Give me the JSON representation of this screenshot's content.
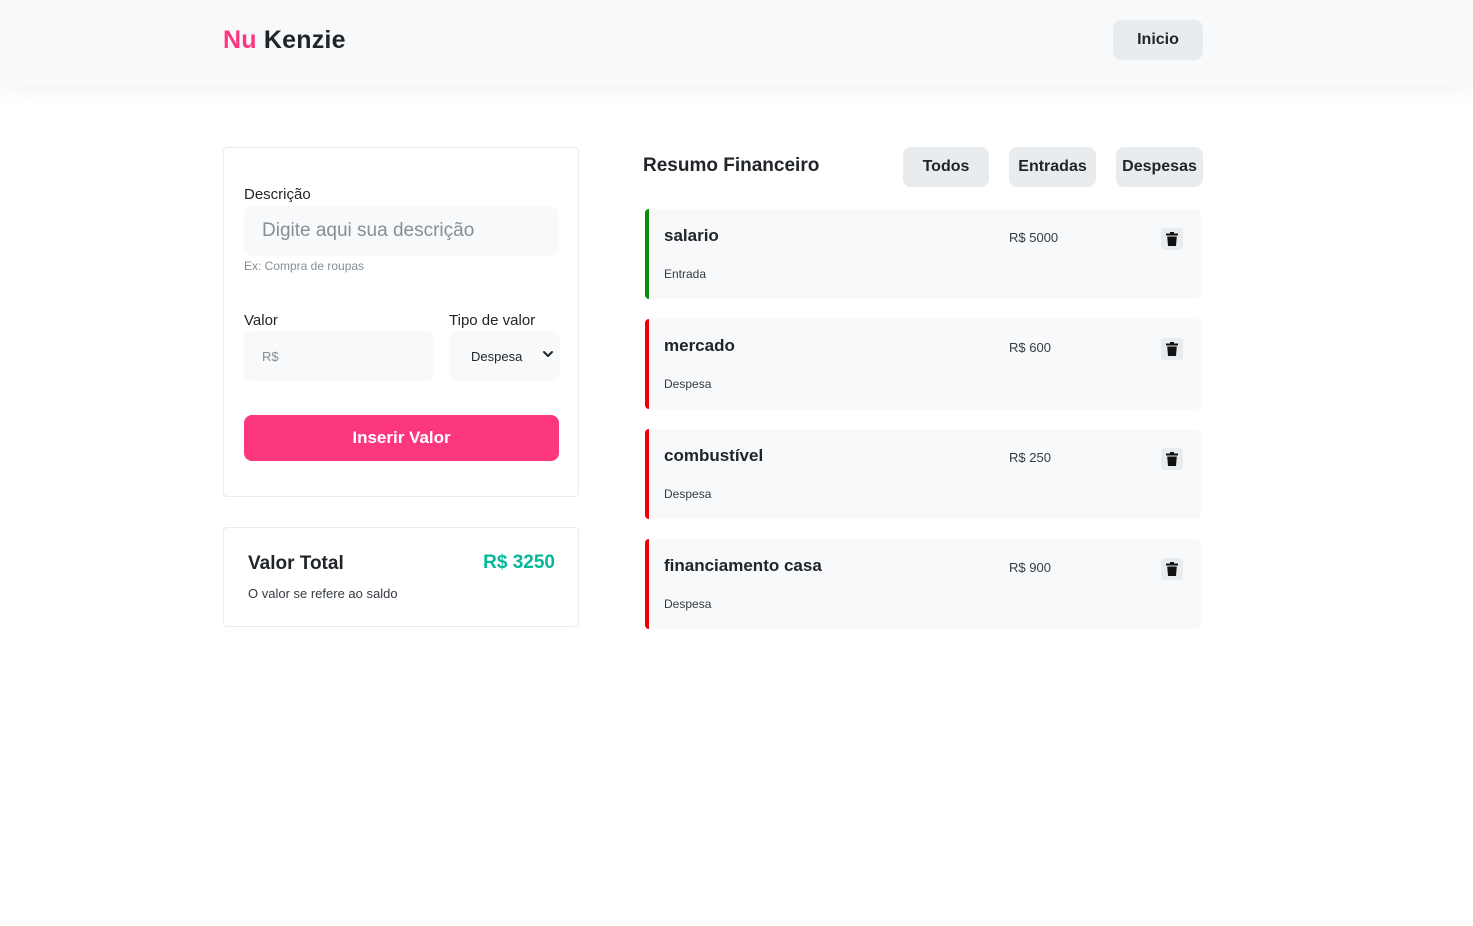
{
  "header": {
    "logo_part1": "Nu",
    "logo_part2": "Kenzie",
    "inicio_label": "Inicio"
  },
  "form": {
    "descricao_label": "Descrição",
    "descricao_placeholder": "Digite aqui sua descrição",
    "descricao_hint": "Ex: Compra de roupas",
    "valor_label": "Valor",
    "valor_placeholder": "R$",
    "tipo_label": "Tipo de valor",
    "tipo_selected": "Despesa",
    "submit_label": "Inserir Valor"
  },
  "total": {
    "title": "Valor Total",
    "value": "R$ 3250",
    "subtitle": "O valor se refere ao saldo"
  },
  "summary": {
    "title": "Resumo Financeiro",
    "filters": [
      "Todos",
      "Entradas",
      "Despesas"
    ]
  },
  "entries": [
    {
      "name": "salario",
      "value": "R$ 5000",
      "type": "Entrada"
    },
    {
      "name": "mercado",
      "value": "R$ 600",
      "type": "Despesa"
    },
    {
      "name": "combustível",
      "value": "R$ 250",
      "type": "Despesa"
    },
    {
      "name": "financiamento casa",
      "value": "R$ 900",
      "type": "Despesa"
    }
  ],
  "colors": {
    "brand_pink": "#fd377e",
    "total_green": "#03b898",
    "entrada_border": "#0a8a0a",
    "despesa_border": "#e00000"
  },
  "icons": {
    "trash": "trash-icon",
    "select_chevron": "chevron-down-icon"
  }
}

#####

## Aim
Give an exact reproduction of every line, leaving out any picture.

## Full response
Give me the JSON representation of this screenshot's content.
{
  "header": {
    "logo_part1": "Nu",
    "logo_part2": "Kenzie",
    "inicio_label": "Inicio"
  },
  "form": {
    "descricao_label": "Descrição",
    "descricao_placeholder": "Digite aqui sua descrição",
    "descricao_hint": "Ex: Compra de roupas",
    "valor_label": "Valor",
    "valor_placeholder": "R$",
    "tipo_label": "Tipo de valor",
    "tipo_selected": "Despesa",
    "submit_label": "Inserir Valor"
  },
  "total": {
    "title": "Valor Total",
    "value": "R$ 3250",
    "subtitle": "O valor se refere ao saldo"
  },
  "summary": {
    "title": "Resumo Financeiro",
    "filters": [
      "Todos",
      "Entradas",
      "Despesas"
    ]
  },
  "entries": [
    {
      "name": "salario",
      "value": "R$ 5000",
      "type": "Entrada"
    },
    {
      "name": "mercado",
      "value": "R$ 600",
      "type": "Despesa"
    },
    {
      "name": "combustível",
      "value": "R$ 250",
      "type": "Despesa"
    },
    {
      "name": "financiamento casa",
      "value": "R$ 900",
      "type": "Despesa"
    }
  ],
  "colors": {
    "brand_pink": "#fd377e",
    "total_green": "#03b898",
    "entrada_border": "#0a8a0a",
    "despesa_border": "#e00000"
  },
  "icons": {
    "trash": "trash-icon",
    "select_chevron": "chevron-down-icon"
  }
}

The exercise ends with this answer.